## What this task involves
Copy nothing but the text: reproduce each line of the listing exactly and leave the pictures out.

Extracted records
_____
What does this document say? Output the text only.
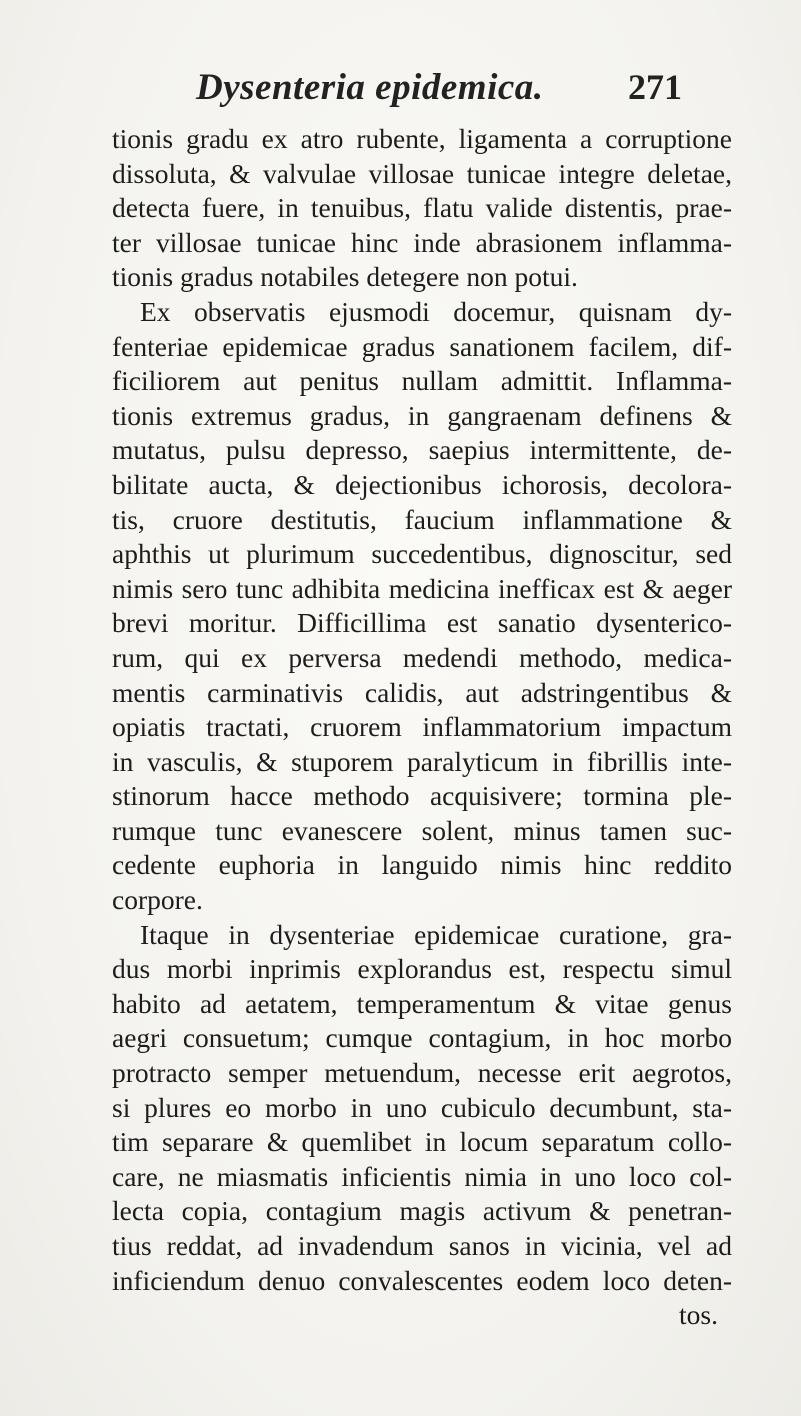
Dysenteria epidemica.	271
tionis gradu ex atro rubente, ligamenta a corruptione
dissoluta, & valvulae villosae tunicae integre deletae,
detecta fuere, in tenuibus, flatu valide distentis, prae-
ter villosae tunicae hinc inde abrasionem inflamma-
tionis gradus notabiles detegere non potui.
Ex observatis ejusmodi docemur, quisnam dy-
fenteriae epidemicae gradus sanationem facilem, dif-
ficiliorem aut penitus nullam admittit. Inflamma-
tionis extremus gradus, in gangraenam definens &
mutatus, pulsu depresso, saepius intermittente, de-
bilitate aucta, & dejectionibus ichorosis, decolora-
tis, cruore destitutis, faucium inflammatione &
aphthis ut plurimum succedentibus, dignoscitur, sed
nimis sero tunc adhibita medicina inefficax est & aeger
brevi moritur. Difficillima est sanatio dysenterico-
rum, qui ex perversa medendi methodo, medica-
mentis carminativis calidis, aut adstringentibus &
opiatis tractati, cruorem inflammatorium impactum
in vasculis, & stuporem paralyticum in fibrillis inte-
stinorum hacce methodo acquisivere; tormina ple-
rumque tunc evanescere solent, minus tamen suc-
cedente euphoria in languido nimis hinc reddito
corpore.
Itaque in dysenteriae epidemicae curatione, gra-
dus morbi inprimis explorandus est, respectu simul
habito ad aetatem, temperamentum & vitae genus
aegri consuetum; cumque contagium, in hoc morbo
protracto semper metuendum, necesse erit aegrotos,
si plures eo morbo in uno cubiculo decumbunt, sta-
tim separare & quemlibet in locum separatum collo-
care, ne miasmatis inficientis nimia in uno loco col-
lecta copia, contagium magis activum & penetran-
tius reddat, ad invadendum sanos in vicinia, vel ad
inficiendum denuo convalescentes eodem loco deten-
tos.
_____
## Task response
What does this document say? Output the text only.
Dysenteria epidemica.	271
tionis gradu ex atro rubente, ligamenta a corruptione
dissoluta, & valvulae villosae tunicae integre deletae,
detecta fuere, in tenuibus, flatu valide distentis, prae-
ter villosae tunicae hinc inde abrasionem inflamma-
tionis gradus notabiles detegere non potui.
Ex observatis ejusmodi docemur, quisnam dy-
fenteriae epidemicae gradus sanationem facilem, dif-
ficiliorem aut penitus nullam admittit. Inflamma-
tionis extremus gradus, in gangraenam definens &
mutatus, pulsu depresso, saepius intermittente, de-
bilitate aucta, & dejectionibus ichorosis, decolora-
tis, cruore destitutis, faucium inflammatione &
aphthis ut plurimum succedentibus, dignoscitur, sed
nimis sero tunc adhibita medicina inefficax est & aeger
brevi moritur. Difficillima est sanatio dysenterico-
rum, qui ex perversa medendi methodo, medica-
mentis carminativis calidis, aut adstringentibus &
opiatis tractati, cruorem inflammatorium impactum
in vasculis, & stuporem paralyticum in fibrillis inte-
stinorum hacce methodo acquisivere; tormina ple-
rumque tunc evanescere solent, minus tamen suc-
cedente euphoria in languido nimis hinc reddito
corpore.
Itaque in dysenteriae epidemicae curatione, gra-
dus morbi inprimis explorandus est, respectu simul
habito ad aetatem, temperamentum & vitae genus
aegri consuetum; cumque contagium, in hoc morbo
protracto semper metuendum, necesse erit aegrotos,
si plures eo morbo in uno cubiculo decumbunt, sta-
tim separare & quemlibet in locum separatum collo-
care, ne miasmatis inficientis nimia in uno loco col-
lecta copia, contagium magis activum & penetran-
tius reddat, ad invadendum sanos in vicinia, vel ad
inficiendum denuo convalescentes eodem loco deten-
tos.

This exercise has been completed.